*Your objective*
Extract all lines in the data that contain the word "Visit".

---------- Dataset rows

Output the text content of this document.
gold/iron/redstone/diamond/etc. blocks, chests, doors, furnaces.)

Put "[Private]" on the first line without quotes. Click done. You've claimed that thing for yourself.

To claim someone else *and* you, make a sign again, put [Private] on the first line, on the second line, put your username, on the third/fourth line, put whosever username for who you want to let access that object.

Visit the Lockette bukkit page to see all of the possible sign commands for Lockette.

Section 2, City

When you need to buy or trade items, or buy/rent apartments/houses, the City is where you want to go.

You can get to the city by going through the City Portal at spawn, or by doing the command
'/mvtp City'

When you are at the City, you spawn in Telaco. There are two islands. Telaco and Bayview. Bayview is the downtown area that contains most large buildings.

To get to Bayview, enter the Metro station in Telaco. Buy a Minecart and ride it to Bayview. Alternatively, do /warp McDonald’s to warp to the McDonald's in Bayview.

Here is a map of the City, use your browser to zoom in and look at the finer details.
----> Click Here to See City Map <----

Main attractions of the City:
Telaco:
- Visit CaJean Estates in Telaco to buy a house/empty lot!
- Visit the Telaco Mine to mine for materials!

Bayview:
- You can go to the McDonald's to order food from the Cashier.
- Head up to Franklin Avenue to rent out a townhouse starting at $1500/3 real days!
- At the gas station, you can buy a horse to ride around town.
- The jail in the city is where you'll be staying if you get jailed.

--------------------

*Answer to this exercise*
Visit the Lockette bukkit page to see all of the possible sign commands for Lockette.
- Visit CaJean Estates in Telaco to buy a house/empty lot!
- Visit the Telaco Mine to mine for materials!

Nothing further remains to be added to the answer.